··· Records for this task
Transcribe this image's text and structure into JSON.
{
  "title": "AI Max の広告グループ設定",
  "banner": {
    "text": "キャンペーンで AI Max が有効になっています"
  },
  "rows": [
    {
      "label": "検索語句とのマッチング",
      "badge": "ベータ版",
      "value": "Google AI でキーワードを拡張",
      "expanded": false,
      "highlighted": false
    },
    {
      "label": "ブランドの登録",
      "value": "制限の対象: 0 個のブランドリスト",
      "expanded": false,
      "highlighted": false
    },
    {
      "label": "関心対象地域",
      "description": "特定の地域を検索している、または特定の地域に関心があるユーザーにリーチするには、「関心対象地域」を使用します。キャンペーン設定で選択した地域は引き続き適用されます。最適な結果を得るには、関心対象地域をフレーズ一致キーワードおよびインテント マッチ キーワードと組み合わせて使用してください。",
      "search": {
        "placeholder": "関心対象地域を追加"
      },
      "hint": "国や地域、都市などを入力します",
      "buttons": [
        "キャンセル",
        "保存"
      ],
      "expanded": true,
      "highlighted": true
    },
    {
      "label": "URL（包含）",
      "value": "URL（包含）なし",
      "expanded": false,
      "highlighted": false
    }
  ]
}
······
| What is being asked |
Look through the listing above. Pick out each line with "text" and copy it.

| Answer |
Transcribe this image's text and structure into JSON.
    "text": "キャンペーンで AI Max が有効になっています"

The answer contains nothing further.